======== RECORDS FOR THIS TASK

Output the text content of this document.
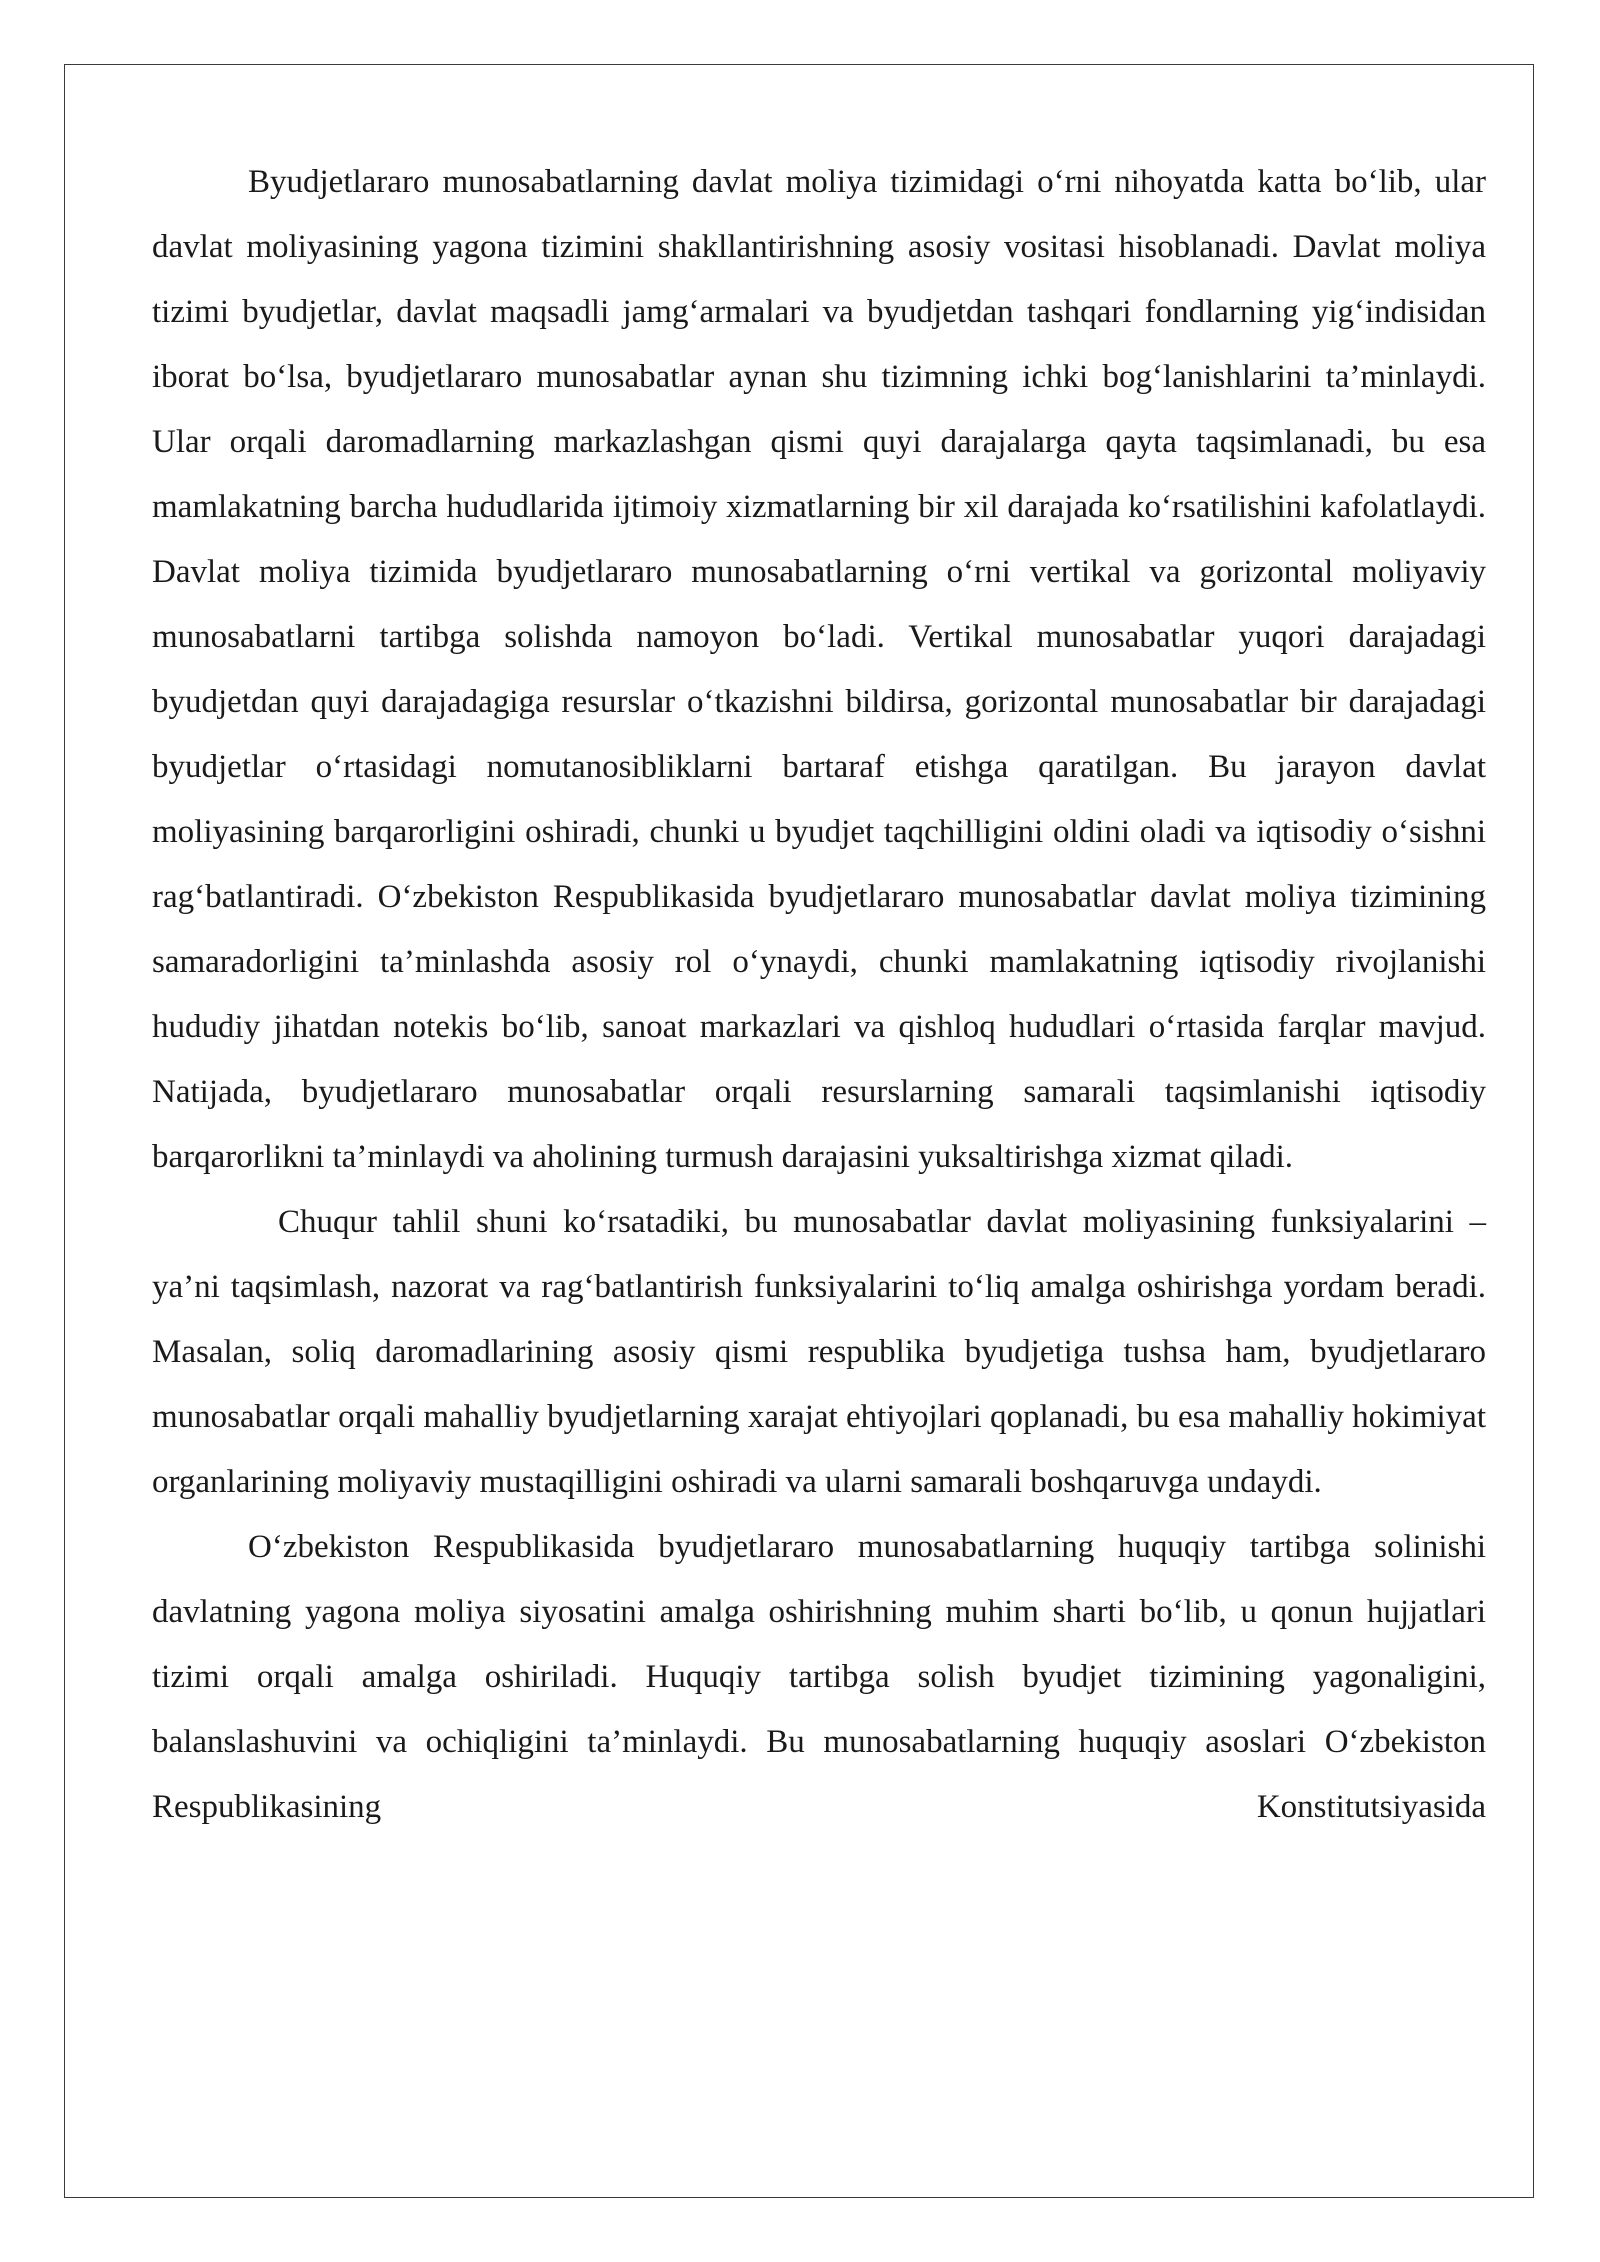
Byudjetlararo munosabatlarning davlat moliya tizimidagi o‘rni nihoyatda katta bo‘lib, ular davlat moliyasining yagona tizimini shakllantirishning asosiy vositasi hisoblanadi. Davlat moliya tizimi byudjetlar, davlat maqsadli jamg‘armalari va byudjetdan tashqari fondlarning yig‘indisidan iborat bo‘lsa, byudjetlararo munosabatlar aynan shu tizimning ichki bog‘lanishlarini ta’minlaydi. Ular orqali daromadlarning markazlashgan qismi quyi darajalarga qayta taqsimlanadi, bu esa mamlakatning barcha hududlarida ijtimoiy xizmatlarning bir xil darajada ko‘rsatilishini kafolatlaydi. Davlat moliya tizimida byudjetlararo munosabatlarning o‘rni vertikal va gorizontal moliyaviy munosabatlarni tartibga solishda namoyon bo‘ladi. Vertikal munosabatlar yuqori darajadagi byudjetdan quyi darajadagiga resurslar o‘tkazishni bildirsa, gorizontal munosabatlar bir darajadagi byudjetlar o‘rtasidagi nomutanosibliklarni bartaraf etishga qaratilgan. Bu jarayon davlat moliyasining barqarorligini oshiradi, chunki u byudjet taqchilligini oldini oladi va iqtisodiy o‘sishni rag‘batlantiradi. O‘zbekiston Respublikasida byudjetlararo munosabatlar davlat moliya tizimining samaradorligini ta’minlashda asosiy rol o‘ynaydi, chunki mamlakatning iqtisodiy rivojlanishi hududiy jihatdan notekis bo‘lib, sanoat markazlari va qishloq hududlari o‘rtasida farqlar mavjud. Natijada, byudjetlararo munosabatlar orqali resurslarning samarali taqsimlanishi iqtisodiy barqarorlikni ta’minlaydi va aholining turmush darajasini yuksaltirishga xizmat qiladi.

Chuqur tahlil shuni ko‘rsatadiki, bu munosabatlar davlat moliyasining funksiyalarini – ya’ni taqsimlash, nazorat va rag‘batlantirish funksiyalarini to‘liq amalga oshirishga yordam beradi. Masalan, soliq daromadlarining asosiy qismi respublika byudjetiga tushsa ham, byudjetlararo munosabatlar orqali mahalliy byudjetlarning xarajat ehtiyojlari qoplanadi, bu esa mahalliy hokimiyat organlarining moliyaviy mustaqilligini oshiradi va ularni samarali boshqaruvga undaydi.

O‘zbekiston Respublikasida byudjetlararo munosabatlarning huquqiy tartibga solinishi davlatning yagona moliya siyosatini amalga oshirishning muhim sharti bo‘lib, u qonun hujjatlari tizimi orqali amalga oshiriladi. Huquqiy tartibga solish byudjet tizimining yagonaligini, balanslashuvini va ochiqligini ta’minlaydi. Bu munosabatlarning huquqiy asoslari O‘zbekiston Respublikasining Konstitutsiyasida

================
======== RECORDS FOR THIS TASK

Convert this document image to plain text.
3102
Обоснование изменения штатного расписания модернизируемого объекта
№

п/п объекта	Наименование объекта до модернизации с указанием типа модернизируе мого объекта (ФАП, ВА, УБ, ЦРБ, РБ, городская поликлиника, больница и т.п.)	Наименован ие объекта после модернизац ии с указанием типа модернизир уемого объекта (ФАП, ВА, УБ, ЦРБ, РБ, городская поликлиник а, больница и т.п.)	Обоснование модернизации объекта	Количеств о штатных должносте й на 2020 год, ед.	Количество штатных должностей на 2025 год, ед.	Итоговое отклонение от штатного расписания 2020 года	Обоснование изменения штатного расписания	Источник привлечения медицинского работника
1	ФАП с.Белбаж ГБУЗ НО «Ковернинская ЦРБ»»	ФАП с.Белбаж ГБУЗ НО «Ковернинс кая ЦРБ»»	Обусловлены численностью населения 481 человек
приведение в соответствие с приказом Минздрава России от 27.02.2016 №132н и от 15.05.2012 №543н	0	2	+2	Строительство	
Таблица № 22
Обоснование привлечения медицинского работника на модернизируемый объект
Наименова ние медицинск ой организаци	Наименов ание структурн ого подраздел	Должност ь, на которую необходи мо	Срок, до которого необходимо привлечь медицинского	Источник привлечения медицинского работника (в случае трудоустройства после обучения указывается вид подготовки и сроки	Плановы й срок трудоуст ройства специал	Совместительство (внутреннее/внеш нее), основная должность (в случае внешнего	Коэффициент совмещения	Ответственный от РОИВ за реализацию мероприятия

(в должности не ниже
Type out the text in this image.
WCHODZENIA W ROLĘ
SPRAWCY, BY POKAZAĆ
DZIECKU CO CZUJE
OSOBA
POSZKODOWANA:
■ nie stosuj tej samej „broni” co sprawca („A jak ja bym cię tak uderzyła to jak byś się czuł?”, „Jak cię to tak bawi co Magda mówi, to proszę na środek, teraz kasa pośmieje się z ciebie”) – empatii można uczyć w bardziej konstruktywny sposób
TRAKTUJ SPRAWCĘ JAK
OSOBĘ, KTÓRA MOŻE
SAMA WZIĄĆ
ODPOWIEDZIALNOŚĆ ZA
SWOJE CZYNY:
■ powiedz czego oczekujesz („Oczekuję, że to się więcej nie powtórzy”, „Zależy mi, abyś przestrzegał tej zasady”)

================
======== RECORDS FOR THIS TASK

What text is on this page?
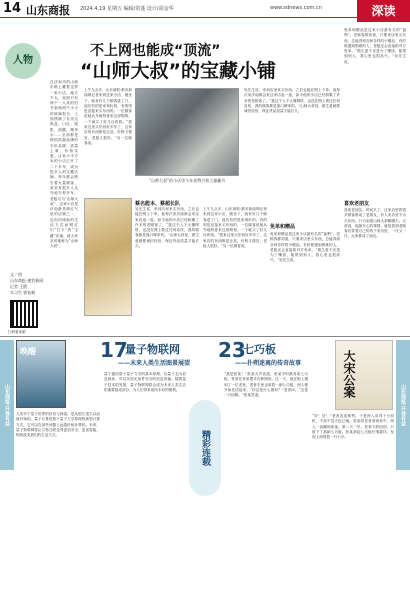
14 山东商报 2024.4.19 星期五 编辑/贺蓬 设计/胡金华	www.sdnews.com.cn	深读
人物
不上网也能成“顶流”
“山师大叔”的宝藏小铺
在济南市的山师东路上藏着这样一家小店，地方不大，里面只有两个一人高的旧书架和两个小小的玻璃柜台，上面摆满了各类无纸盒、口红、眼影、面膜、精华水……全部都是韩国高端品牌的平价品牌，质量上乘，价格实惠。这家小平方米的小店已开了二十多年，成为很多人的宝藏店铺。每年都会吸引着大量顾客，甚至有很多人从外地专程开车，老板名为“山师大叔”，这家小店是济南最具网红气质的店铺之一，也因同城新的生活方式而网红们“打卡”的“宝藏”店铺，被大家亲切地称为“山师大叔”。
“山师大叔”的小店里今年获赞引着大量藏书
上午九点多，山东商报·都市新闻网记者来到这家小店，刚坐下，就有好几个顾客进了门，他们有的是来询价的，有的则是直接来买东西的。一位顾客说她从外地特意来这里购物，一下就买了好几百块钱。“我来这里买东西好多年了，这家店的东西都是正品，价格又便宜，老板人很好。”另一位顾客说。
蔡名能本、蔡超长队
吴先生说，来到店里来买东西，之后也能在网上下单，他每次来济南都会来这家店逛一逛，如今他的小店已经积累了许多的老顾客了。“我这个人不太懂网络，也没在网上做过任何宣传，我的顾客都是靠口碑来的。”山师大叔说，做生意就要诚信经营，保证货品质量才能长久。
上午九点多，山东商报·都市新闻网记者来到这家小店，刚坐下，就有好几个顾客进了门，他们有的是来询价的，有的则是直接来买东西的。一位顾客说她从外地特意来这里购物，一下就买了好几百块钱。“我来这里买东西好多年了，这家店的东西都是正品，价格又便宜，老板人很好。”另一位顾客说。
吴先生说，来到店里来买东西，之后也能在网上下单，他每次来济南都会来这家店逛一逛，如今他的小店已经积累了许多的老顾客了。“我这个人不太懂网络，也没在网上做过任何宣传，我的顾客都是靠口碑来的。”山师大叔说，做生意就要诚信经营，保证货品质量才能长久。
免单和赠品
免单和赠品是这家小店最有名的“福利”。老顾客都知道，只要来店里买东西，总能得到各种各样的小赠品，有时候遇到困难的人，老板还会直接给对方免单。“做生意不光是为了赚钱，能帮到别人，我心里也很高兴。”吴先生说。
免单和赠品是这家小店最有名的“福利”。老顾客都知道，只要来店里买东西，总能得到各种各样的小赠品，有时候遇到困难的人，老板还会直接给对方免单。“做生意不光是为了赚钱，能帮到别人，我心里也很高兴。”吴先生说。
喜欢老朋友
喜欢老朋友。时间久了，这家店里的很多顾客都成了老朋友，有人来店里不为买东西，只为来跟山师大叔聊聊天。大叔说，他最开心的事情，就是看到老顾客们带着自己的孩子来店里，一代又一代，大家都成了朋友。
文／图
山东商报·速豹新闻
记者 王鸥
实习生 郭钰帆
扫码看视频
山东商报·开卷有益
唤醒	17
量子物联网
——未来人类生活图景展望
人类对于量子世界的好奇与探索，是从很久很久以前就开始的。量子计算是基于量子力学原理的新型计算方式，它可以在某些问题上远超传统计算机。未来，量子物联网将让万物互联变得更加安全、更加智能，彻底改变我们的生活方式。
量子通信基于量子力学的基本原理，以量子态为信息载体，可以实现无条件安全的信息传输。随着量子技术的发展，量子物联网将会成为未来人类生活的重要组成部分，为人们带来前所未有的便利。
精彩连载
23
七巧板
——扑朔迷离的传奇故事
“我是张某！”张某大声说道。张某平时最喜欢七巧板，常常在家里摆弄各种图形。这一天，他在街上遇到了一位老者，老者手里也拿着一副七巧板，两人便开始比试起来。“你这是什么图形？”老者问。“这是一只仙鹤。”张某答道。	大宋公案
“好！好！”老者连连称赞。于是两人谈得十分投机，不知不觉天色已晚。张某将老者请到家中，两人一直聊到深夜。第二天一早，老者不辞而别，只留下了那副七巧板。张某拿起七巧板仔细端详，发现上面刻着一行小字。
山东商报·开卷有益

================

● **INSTRUCTION**
Show the lines of the data that hold the word "text".

● **RESPONSE TO THIS EXERCISE**
Output the text content of this document.
Convert this document image to plain text.
Type out the text in this image.
What text is on this page?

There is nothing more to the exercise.